WHAT TO PRODUCE -
Retype the data that follows line by line, exactly, and leave its pictures out.

++++ DATA FOR THE TASK ++++

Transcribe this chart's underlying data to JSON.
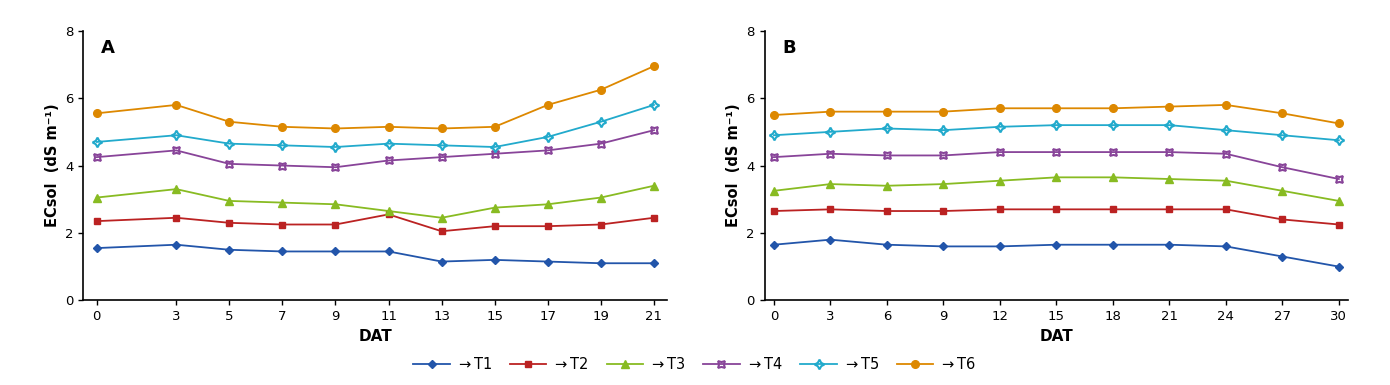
{
  "panel_A": {
    "label": "A",
    "x": [
      0,
      3,
      5,
      7,
      9,
      11,
      13,
      15,
      17,
      19,
      21
    ],
    "T1": [
      1.55,
      1.65,
      1.5,
      1.45,
      1.45,
      1.45,
      1.15,
      1.2,
      1.15,
      1.1,
      1.1
    ],
    "T2": [
      2.35,
      2.45,
      2.3,
      2.25,
      2.25,
      2.55,
      2.05,
      2.2,
      2.2,
      2.25,
      2.45
    ],
    "T3": [
      3.05,
      3.3,
      2.95,
      2.9,
      2.85,
      2.65,
      2.45,
      2.75,
      2.85,
      3.05,
      3.4
    ],
    "T4": [
      4.25,
      4.45,
      4.05,
      4.0,
      3.95,
      4.15,
      4.25,
      4.35,
      4.45,
      4.65,
      5.05
    ],
    "T5": [
      4.7,
      4.9,
      4.65,
      4.6,
      4.55,
      4.65,
      4.6,
      4.55,
      4.85,
      5.3,
      5.8
    ],
    "T6": [
      5.55,
      5.8,
      5.3,
      5.15,
      5.1,
      5.15,
      5.1,
      5.15,
      5.8,
      6.25,
      6.95
    ]
  },
  "panel_B": {
    "label": "B",
    "x": [
      0,
      3,
      6,
      9,
      12,
      15,
      18,
      21,
      24,
      27,
      30
    ],
    "T1": [
      1.65,
      1.8,
      1.65,
      1.6,
      1.6,
      1.65,
      1.65,
      1.65,
      1.6,
      1.3,
      1.0
    ],
    "T2": [
      2.65,
      2.7,
      2.65,
      2.65,
      2.7,
      2.7,
      2.7,
      2.7,
      2.7,
      2.4,
      2.25
    ],
    "T3": [
      3.25,
      3.45,
      3.4,
      3.45,
      3.55,
      3.65,
      3.65,
      3.6,
      3.55,
      3.25,
      2.95
    ],
    "T4": [
      4.25,
      4.35,
      4.3,
      4.3,
      4.4,
      4.4,
      4.4,
      4.4,
      4.35,
      3.95,
      3.6
    ],
    "T5": [
      4.9,
      5.0,
      5.1,
      5.05,
      5.15,
      5.2,
      5.2,
      5.2,
      5.05,
      4.9,
      4.75
    ],
    "T6": [
      5.5,
      5.6,
      5.6,
      5.6,
      5.7,
      5.7,
      5.7,
      5.75,
      5.8,
      5.55,
      5.25
    ]
  },
  "colors": {
    "T1": "#2255aa",
    "T2": "#bb2222",
    "T3": "#88bb22",
    "T4": "#884499",
    "T5": "#22aacc",
    "T6": "#dd8800"
  },
  "ylabel": "ECsol  (dS m⁻¹)",
  "xlabel": "DAT",
  "ylim": [
    0,
    8
  ],
  "yticks": [
    0,
    2,
    4,
    6,
    8
  ],
  "figsize": [
    13.9,
    3.85
  ],
  "dpi": 100
}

++++

RESPONSE TO THIS TASK -
Transcribe this chart's underlying data to JSON.
{
  "panel_A": {
    "label": "A",
    "x": [
      0,
      3,
      5,
      7,
      9,
      11,
      13,
      15,
      17,
      19,
      21
    ],
    "T1": [
      1.55,
      1.65,
      1.5,
      1.45,
      1.45,
      1.45,
      1.15,
      1.2,
      1.15,
      1.1,
      1.1
    ],
    "T2": [
      2.35,
      2.45,
      2.3,
      2.25,
      2.25,
      2.55,
      2.05,
      2.2,
      2.2,
      2.25,
      2.45
    ],
    "T3": [
      3.05,
      3.3,
      2.95,
      2.9,
      2.85,
      2.65,
      2.45,
      2.75,
      2.85,
      3.05,
      3.4
    ],
    "T4": [
      4.25,
      4.45,
      4.05,
      4.0,
      3.95,
      4.15,
      4.25,
      4.35,
      4.45,
      4.65,
      5.05
    ],
    "T5": [
      4.7,
      4.9,
      4.65,
      4.6,
      4.55,
      4.65,
      4.6,
      4.55,
      4.85,
      5.3,
      5.8
    ],
    "T6": [
      5.55,
      5.8,
      5.3,
      5.15,
      5.1,
      5.15,
      5.1,
      5.15,
      5.8,
      6.25,
      6.95
    ]
  },
  "panel_B": {
    "label": "B",
    "x": [
      0,
      3,
      6,
      9,
      12,
      15,
      18,
      21,
      24,
      27,
      30
    ],
    "T1": [
      1.65,
      1.8,
      1.65,
      1.6,
      1.6,
      1.65,
      1.65,
      1.65,
      1.6,
      1.3,
      1.0
    ],
    "T2": [
      2.65,
      2.7,
      2.65,
      2.65,
      2.7,
      2.7,
      2.7,
      2.7,
      2.7,
      2.4,
      2.25
    ],
    "T3": [
      3.25,
      3.45,
      3.4,
      3.45,
      3.55,
      3.65,
      3.65,
      3.6,
      3.55,
      3.25,
      2.95
    ],
    "T4": [
      4.25,
      4.35,
      4.3,
      4.3,
      4.4,
      4.4,
      4.4,
      4.4,
      4.35,
      3.95,
      3.6
    ],
    "T5": [
      4.9,
      5.0,
      5.1,
      5.05,
      5.15,
      5.2,
      5.2,
      5.2,
      5.05,
      4.9,
      4.75
    ],
    "T6": [
      5.5,
      5.6,
      5.6,
      5.6,
      5.7,
      5.7,
      5.7,
      5.75,
      5.8,
      5.55,
      5.25
    ]
  },
  "colors": {
    "T1": "#2255aa",
    "T2": "#bb2222",
    "T3": "#88bb22",
    "T4": "#884499",
    "T5": "#22aacc",
    "T6": "#dd8800"
  },
  "ylabel": "ECsol  (dS m⁻¹)",
  "xlabel": "DAT",
  "ylim": [
    0,
    8
  ],
  "yticks": [
    0,
    2,
    4,
    6,
    8
  ],
  "figsize": [
    13.9,
    3.85
  ],
  "dpi": 100
}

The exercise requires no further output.